# [Work to complete]
Without the pictures, output the records below word for word.

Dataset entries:
Begin

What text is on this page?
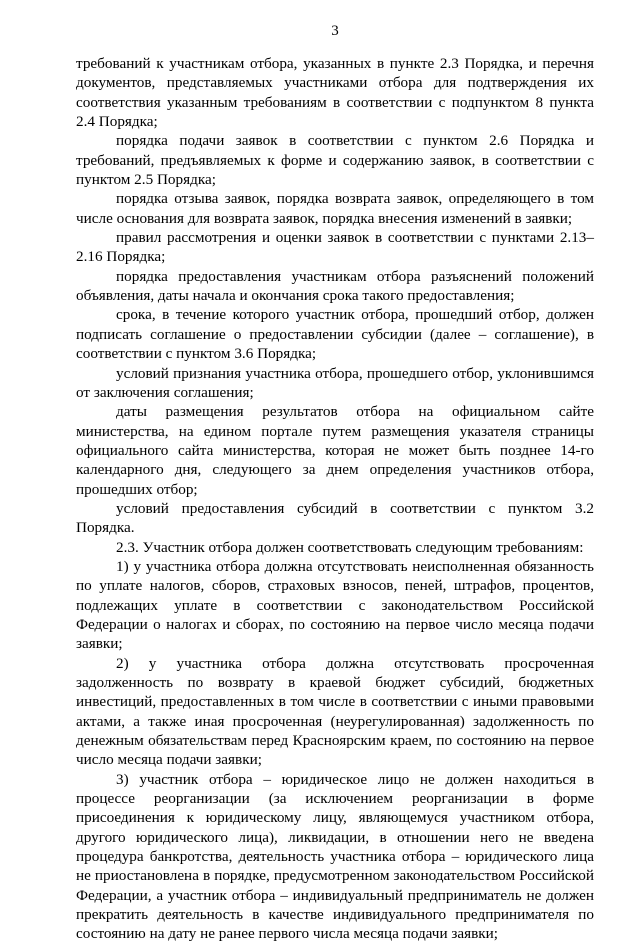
3

требований к участникам отбора, указанных в пункте 2.3 Порядка, и перечня документов, представляемых участниками отбора для подтверждения их соответствия указанным требованиям в соответствии с подпунктом 8 пункта 2.4 Порядка;

порядка подачи заявок в соответствии с пунктом 2.6 Порядка и требований, предъявляемых к форме и содержанию заявок, в соответствии с пунктом 2.5 Порядка;

порядка отзыва заявок, порядка возврата заявок, определяющего в том числе основания для возврата заявок, порядка внесения изменений в заявки;

правил рассмотрения и оценки заявок в соответствии с пунктами 2.13–2.16 Порядка;

порядка предоставления участникам отбора разъяснений положений объявления, даты начала и окончания срока такого предоставления;

срока, в течение которого участник отбора, прошедший отбор, должен подписать соглашение о предоставлении субсидии (далее – соглашение), в соответствии с пунктом 3.6 Порядка;

условий признания участника отбора, прошедшего отбор, уклонившимся от заключения соглашения;

даты размещения результатов отбора на официальном сайте министерства, на едином портале путем размещения указателя страницы официального сайта министерства, которая не может быть позднее 14-го календарного дня, следующего за днем определения участников отбора, прошедших отбор;

условий предоставления субсидий в соответствии с пунктом 3.2 Порядка.

2.3. Участник отбора должен соответствовать следующим требованиям:

1) у участника отбора должна отсутствовать неисполненная обязанность по уплате налогов, сборов, страховых взносов, пеней, штрафов, процентов, подлежащих уплате в соответствии с законодательством Российской Федерации о налогах и сборах, по состоянию на первое число месяца подачи заявки;

2) у участника отбора должна отсутствовать просроченная задолженность по возврату в краевой бюджет субсидий, бюджетных инвестиций, предоставленных в том числе в соответствии с иными правовыми актами, а также иная просроченная (неурегулированная) задолженность по денежным обязательствам перед Красноярским краем, по состоянию на первое число месяца подачи заявки;

3) участник отбора – юридическое лицо не должен находиться в процессе реорганизации (за исключением реорганизации в форме присоединения к юридическому лицу, являющемуся участником отбора, другого юридического лица), ликвидации, в отношении него не введена процедура банкротства, деятельность участника отбора – юридического лица не приостановлена в порядке, предусмотренном законодательством Российской Федерации, а участник отбора – индивидуальный предприниматель не должен прекратить деятельность в качестве индивидуального предпринимателя по состоянию на дату не ранее первого числа месяца подачи заявки;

End

# [Exercise output]
What text is on this page?
3

требований к участникам отбора, указанных в пункте 2.3 Порядка, и перечня документов, представляемых участниками отбора для подтверждения их соответствия указанным требованиям в соответствии с подпунктом 8 пункта 2.4 Порядка;

порядка подачи заявок в соответствии с пунктом 2.6 Порядка и требований, предъявляемых к форме и содержанию заявок, в соответствии с пунктом 2.5 Порядка;

порядка отзыва заявок, порядка возврата заявок, определяющего в том числе основания для возврата заявок, порядка внесения изменений в заявки;

правил рассмотрения и оценки заявок в соответствии с пунктами 2.13–2.16 Порядка;

порядка предоставления участникам отбора разъяснений положений объявления, даты начала и окончания срока такого предоставления;

срока, в течение которого участник отбора, прошедший отбор, должен подписать соглашение о предоставлении субсидии (далее – соглашение), в соответствии с пунктом 3.6 Порядка;

условий признания участника отбора, прошедшего отбор, уклонившимся от заключения соглашения;

даты размещения результатов отбора на официальном сайте министерства, на едином портале путем размещения указателя страницы официального сайта министерства, которая не может быть позднее 14-го календарного дня, следующего за днем определения участников отбора, прошедших отбор;

условий предоставления субсидий в соответствии с пунктом 3.2 Порядка.

2.3. Участник отбора должен соответствовать следующим требованиям:

1) у участника отбора должна отсутствовать неисполненная обязанность по уплате налогов, сборов, страховых взносов, пеней, штрафов, процентов, подлежащих уплате в соответствии с законодательством Российской Федерации о налогах и сборах, по состоянию на первое число месяца подачи заявки;

2) у участника отбора должна отсутствовать просроченная задолженность по возврату в краевой бюджет субсидий, бюджетных инвестиций, предоставленных в том числе в соответствии с иными правовыми актами, а также иная просроченная (неурегулированная) задолженность по денежным обязательствам перед Красноярским краем, по состоянию на первое число месяца подачи заявки;

3) участник отбора – юридическое лицо не должен находиться в процессе реорганизации (за исключением реорганизации в форме присоединения к юридическому лицу, являющемуся участником отбора, другого юридического лица), ликвидации, в отношении него не введена процедура банкротства, деятельность участника отбора – юридического лица не приостановлена в порядке, предусмотренном законодательством Российской Федерации, а участник отбора – индивидуальный предприниматель не должен прекратить деятельность в качестве индивидуального предпринимателя по состоянию на дату не ранее первого числа месяца подачи заявки;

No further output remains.